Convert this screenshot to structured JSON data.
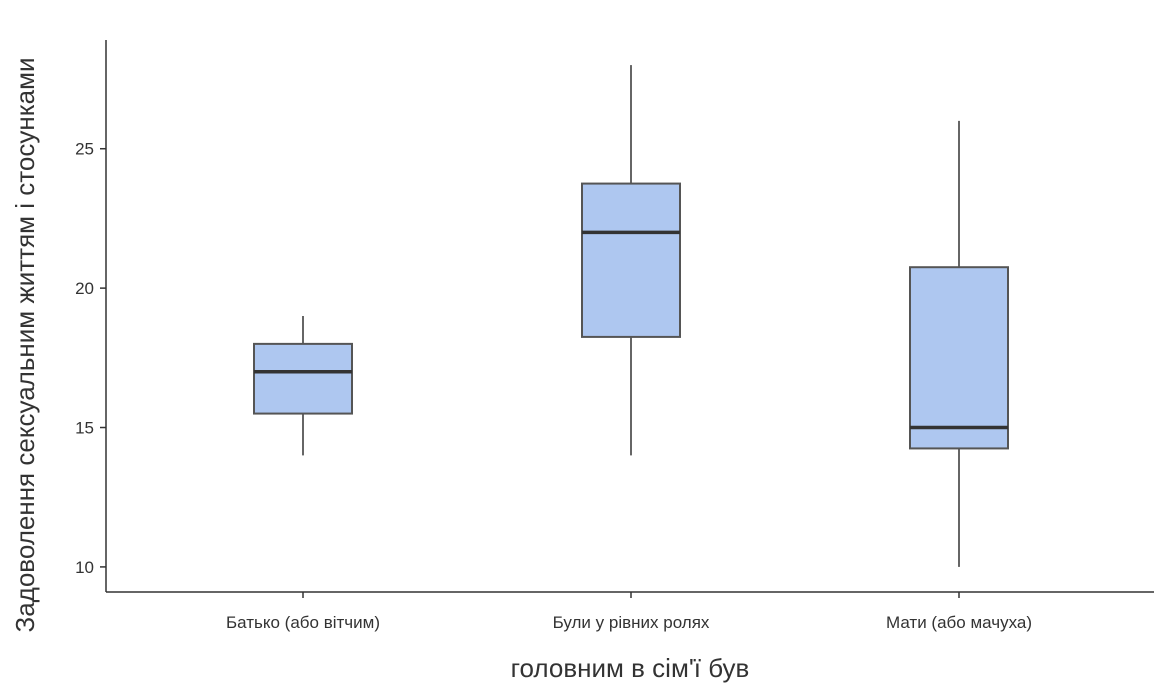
{
  "chart_data": {
    "type": "boxplot",
    "title": "",
    "xlabel": "головним в сім'ї був",
    "ylabel": "Задоволення сексуальним життям і стосунками",
    "ylim": [
      9.1,
      28.9
    ],
    "yticks": [
      10,
      15,
      20,
      25
    ],
    "categories": [
      "Батько (або вітчим)",
      "Були у рівних ролях",
      "Мати (або мачуха)"
    ],
    "boxes": [
      {
        "category": "Батько (або вітчим)",
        "min": 14,
        "q1": 15.5,
        "median": 17,
        "q3": 18,
        "max": 19
      },
      {
        "category": "Були у рівних ролях",
        "min": 14,
        "q1": 18.25,
        "median": 22,
        "q3": 23.75,
        "max": 28
      },
      {
        "category": "Мати (або мачуха)",
        "min": 10,
        "q1": 14.25,
        "median": 15,
        "q3": 20.75,
        "max": 26
      }
    ],
    "grid": false,
    "legend": "none",
    "colors": {
      "box_fill": "#aec7f0",
      "box_stroke": "#555555",
      "median": "#333333",
      "axis": "#333333"
    }
  }
}
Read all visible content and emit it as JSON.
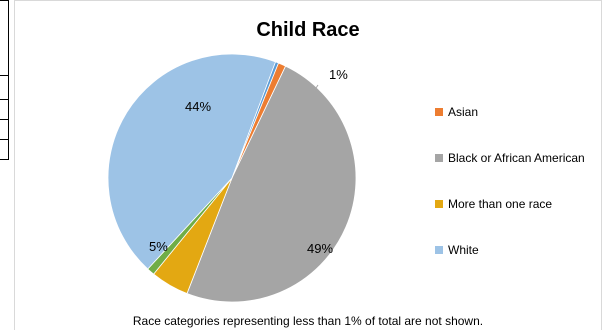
{
  "chart_data": {
    "type": "pie",
    "title": "Child Race",
    "note": "Race categories representing less than 1% of total are not shown.",
    "slices": [
      {
        "name": "Asian",
        "value": 1,
        "color": "#ED7D31",
        "label": "1%"
      },
      {
        "name": "Black or African American",
        "value": 49,
        "color": "#A5A5A5",
        "label": "49%"
      },
      {
        "name": "More than one race",
        "value": 5,
        "color": "#E3A812",
        "label": "5%"
      },
      {
        "name": "",
        "value": 1,
        "color": "#70AD47",
        "label": ""
      },
      {
        "name": "White",
        "value": 44,
        "color": "#9DC3E6",
        "label": "44%"
      },
      {
        "name": "",
        "value": 0.4,
        "color": "#5B9BD5",
        "label": ""
      }
    ],
    "legend": [
      {
        "name": "Asian",
        "color": "#ED7D31"
      },
      {
        "name": "Black or African American",
        "color": "#A5A5A5"
      },
      {
        "name": "More than one race",
        "color": "#E3A812"
      },
      {
        "name": "White",
        "color": "#9DC3E6"
      }
    ]
  }
}
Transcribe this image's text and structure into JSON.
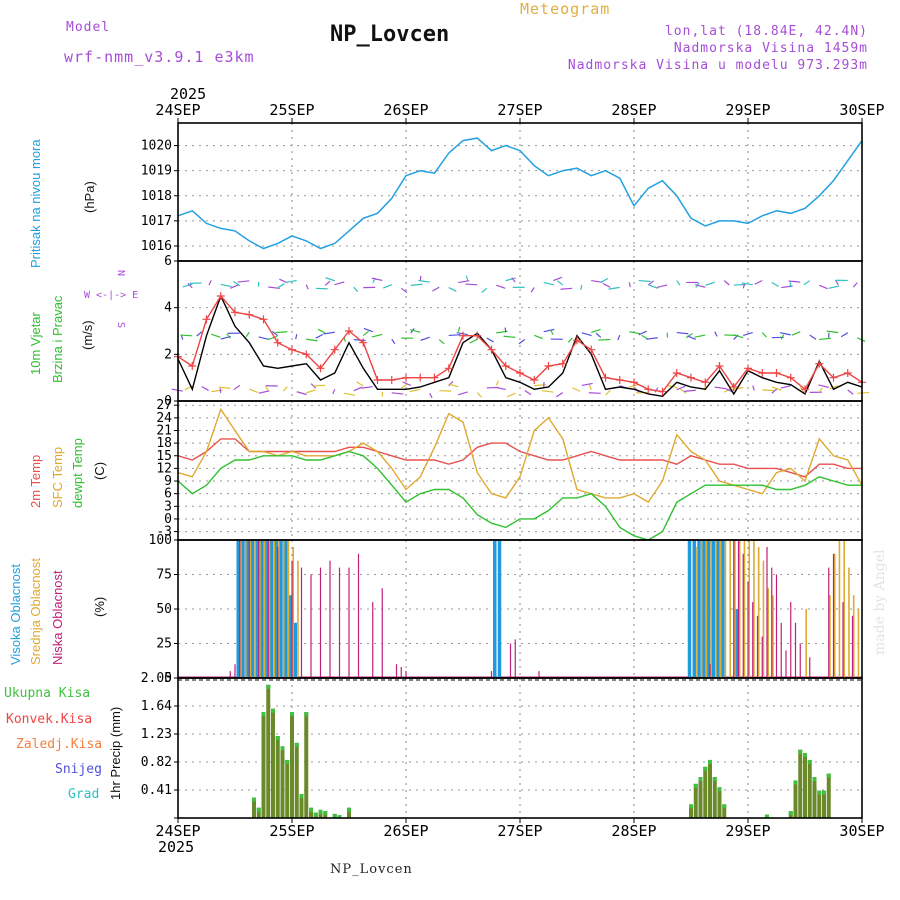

▶ _Instructions for the task_: Give nothing but the count of lines in the listing above that hold the string "рівних".

▶ _In response_: 2